-- START OF Provided data --

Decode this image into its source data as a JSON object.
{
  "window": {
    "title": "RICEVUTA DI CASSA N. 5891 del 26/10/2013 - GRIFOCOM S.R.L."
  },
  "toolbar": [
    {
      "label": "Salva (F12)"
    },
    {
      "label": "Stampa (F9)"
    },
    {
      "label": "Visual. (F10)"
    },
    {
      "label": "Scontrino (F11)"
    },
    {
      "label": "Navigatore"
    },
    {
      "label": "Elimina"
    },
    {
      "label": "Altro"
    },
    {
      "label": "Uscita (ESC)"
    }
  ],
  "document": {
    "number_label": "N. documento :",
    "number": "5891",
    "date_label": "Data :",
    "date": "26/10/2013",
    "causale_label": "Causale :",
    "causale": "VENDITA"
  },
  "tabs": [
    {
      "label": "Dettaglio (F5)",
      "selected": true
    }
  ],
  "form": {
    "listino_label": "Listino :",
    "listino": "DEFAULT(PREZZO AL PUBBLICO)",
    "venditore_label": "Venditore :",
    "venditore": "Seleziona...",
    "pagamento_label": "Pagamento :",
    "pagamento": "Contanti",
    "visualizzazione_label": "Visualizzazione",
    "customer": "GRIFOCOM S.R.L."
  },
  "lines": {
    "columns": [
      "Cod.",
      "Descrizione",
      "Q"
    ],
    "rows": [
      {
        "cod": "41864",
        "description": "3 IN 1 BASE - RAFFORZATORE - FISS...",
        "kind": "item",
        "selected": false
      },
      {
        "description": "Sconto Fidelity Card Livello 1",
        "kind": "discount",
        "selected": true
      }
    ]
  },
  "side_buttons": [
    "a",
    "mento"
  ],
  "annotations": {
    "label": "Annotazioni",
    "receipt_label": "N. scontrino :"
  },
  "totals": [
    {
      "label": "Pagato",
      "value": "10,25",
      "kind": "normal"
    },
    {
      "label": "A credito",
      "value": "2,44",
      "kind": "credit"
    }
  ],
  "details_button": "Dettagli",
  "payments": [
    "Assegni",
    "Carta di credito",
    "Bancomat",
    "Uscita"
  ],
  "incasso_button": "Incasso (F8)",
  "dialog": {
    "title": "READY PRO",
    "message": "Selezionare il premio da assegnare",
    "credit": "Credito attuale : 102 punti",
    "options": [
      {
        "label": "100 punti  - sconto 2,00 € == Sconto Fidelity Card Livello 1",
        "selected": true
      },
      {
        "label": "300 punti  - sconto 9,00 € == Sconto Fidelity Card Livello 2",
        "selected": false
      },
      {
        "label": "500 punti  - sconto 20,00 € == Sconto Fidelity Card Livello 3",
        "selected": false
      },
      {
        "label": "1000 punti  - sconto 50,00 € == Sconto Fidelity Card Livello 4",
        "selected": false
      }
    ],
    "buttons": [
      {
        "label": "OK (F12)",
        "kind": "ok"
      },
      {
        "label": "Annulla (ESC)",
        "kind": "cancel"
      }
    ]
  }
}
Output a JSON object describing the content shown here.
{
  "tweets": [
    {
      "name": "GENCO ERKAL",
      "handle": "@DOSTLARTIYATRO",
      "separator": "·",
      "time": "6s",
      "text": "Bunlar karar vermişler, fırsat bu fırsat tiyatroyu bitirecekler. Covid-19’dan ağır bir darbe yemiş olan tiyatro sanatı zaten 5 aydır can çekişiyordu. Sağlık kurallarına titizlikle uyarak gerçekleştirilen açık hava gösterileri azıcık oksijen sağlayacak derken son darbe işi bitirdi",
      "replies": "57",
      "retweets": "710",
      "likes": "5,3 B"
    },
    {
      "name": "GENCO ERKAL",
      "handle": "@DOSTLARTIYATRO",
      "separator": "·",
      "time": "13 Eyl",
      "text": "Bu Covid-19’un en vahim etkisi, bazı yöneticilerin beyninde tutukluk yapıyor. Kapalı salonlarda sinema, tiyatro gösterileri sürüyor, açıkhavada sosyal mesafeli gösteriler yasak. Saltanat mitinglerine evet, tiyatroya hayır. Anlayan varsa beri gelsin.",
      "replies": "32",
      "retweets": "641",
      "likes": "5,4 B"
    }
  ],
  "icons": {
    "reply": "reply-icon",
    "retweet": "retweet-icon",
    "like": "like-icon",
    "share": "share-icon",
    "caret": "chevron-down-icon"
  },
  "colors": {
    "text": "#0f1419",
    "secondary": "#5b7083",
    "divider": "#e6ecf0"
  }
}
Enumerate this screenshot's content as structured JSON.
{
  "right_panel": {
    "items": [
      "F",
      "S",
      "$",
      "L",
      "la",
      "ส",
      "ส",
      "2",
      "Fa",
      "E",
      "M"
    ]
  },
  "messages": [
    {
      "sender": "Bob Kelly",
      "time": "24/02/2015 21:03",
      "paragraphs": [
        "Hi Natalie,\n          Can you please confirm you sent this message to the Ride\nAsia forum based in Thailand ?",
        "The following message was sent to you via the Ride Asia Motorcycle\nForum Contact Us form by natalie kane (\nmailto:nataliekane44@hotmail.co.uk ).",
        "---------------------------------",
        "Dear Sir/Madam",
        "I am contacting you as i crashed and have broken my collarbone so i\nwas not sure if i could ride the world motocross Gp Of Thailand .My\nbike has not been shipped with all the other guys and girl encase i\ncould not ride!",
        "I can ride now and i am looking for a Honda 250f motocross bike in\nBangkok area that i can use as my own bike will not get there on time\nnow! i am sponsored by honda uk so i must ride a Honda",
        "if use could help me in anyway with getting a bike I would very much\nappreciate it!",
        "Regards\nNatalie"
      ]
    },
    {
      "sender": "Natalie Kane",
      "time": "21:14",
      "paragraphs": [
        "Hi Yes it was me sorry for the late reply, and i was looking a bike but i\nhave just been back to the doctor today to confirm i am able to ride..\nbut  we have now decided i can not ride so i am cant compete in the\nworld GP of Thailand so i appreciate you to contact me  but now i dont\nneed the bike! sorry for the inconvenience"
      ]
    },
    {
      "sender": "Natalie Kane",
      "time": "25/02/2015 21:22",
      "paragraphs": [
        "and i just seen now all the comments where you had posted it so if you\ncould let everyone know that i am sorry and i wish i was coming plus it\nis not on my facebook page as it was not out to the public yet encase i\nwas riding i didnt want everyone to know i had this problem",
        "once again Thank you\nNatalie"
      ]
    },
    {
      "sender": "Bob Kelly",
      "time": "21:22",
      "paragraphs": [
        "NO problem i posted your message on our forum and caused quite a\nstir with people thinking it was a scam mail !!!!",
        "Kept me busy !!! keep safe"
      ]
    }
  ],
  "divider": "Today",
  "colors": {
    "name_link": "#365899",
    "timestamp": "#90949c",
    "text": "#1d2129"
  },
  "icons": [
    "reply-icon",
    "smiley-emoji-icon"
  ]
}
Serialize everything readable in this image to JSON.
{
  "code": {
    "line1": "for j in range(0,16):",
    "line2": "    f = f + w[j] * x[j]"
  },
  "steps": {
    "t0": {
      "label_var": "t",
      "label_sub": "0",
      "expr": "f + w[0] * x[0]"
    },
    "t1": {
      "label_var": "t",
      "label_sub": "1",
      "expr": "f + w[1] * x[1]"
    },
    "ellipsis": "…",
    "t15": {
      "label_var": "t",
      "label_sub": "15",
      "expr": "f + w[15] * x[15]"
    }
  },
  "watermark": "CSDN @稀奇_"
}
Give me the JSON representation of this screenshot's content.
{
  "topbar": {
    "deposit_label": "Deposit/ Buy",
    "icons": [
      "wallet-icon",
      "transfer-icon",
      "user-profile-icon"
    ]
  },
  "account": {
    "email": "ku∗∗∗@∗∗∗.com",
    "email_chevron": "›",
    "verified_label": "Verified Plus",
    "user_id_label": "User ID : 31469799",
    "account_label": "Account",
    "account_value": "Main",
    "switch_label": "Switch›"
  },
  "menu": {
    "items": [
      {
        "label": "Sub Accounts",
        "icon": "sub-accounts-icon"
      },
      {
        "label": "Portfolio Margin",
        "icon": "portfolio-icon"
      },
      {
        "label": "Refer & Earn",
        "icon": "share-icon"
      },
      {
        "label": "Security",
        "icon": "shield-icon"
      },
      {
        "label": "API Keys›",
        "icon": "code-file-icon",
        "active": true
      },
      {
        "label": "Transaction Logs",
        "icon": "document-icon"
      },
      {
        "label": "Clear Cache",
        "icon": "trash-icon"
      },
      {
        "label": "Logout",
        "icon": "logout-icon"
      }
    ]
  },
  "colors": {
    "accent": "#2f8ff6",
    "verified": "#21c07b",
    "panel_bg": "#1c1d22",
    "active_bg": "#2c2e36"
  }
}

-- END OF Provided data --

**Your goal:** Work through the records above line by line and count those that hold the string "screenshot". Give only the result.

**Correct result:** 2